- **Provided records**
━━━━━━━━━━━━━━━━━━━━

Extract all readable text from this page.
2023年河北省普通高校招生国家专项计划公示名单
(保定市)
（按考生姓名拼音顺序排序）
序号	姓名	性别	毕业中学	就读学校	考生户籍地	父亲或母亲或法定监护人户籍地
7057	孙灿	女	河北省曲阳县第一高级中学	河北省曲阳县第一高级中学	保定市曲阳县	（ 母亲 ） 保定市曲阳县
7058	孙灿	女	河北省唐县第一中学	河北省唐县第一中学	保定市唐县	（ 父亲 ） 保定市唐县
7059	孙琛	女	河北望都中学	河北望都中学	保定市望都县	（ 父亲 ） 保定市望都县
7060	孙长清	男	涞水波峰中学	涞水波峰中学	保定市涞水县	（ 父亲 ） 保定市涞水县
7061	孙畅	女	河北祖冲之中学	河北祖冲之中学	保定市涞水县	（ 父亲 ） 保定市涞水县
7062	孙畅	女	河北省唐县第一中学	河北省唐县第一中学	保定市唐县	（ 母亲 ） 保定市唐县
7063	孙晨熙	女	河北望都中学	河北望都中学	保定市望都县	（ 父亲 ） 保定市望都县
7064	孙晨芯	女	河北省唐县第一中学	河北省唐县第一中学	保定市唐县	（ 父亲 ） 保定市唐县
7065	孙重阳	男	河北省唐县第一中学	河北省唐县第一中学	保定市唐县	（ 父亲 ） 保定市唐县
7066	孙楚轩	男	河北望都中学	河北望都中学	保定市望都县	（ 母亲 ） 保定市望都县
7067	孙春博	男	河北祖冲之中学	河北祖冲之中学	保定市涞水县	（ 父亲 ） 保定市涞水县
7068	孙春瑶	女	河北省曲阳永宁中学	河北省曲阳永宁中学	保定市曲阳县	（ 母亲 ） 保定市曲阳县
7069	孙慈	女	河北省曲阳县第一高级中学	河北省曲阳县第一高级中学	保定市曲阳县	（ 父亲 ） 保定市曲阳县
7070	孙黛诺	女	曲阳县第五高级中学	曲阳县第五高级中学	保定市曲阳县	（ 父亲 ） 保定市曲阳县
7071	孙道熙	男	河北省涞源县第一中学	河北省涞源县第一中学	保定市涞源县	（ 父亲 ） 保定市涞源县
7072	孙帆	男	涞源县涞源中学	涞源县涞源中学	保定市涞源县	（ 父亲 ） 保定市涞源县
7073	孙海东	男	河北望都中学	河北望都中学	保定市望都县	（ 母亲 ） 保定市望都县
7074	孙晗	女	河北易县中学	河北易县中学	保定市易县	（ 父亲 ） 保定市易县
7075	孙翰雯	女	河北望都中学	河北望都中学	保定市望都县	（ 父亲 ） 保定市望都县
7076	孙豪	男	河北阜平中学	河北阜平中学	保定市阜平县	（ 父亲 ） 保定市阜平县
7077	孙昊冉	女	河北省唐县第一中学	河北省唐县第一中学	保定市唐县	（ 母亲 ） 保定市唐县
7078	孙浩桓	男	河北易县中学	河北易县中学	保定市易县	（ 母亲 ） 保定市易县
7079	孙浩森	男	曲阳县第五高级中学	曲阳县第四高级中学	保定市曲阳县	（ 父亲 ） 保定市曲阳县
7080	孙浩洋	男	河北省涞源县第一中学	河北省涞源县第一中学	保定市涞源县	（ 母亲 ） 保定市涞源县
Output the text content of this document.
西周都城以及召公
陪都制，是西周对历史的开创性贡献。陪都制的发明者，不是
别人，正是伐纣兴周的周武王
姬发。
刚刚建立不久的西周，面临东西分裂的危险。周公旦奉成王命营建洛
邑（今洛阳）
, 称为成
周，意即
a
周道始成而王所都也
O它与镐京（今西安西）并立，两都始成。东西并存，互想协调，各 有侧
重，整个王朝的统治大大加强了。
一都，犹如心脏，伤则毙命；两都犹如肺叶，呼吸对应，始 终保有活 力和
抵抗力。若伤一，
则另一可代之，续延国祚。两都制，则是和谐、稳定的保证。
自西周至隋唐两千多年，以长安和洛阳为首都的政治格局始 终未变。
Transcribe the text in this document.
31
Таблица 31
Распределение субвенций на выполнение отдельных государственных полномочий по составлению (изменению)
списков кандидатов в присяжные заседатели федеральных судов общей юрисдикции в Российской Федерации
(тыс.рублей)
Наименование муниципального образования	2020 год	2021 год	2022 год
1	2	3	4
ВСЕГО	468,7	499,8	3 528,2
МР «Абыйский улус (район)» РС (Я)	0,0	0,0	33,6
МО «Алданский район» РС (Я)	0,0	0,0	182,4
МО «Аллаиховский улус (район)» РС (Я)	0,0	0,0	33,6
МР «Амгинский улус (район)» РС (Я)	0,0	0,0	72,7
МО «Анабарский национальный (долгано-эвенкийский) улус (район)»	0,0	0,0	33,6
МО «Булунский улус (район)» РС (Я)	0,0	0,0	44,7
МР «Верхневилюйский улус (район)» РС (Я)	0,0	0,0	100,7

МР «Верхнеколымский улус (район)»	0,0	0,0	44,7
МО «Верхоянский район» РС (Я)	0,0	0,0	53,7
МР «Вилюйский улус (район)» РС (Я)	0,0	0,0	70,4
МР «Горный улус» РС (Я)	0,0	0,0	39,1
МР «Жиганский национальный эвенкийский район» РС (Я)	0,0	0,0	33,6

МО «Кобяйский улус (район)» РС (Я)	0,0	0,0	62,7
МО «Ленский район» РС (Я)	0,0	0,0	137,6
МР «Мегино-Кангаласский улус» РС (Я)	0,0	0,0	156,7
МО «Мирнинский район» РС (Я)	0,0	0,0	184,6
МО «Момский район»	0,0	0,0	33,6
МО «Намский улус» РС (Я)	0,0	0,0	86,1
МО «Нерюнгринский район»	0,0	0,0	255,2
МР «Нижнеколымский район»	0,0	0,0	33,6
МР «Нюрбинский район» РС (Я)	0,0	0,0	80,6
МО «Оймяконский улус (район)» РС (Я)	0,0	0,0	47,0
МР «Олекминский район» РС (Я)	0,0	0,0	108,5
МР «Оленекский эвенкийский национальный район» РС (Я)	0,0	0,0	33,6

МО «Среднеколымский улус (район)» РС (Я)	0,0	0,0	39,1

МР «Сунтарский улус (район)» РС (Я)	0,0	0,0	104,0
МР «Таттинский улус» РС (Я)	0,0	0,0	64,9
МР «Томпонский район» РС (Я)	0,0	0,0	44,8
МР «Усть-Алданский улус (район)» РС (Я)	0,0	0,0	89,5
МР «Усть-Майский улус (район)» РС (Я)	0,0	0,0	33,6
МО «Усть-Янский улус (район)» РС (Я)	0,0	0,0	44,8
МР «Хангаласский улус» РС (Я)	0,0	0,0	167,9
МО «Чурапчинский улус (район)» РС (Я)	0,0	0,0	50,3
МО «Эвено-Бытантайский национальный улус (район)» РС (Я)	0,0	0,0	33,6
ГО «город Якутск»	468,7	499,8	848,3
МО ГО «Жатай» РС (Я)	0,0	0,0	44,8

━━━━━━━━━━━━━━━━━━━━

- **What the exercise asks**
Find every line containing the word "Алданский", then give the total and nothing more.

- **Task answer**
2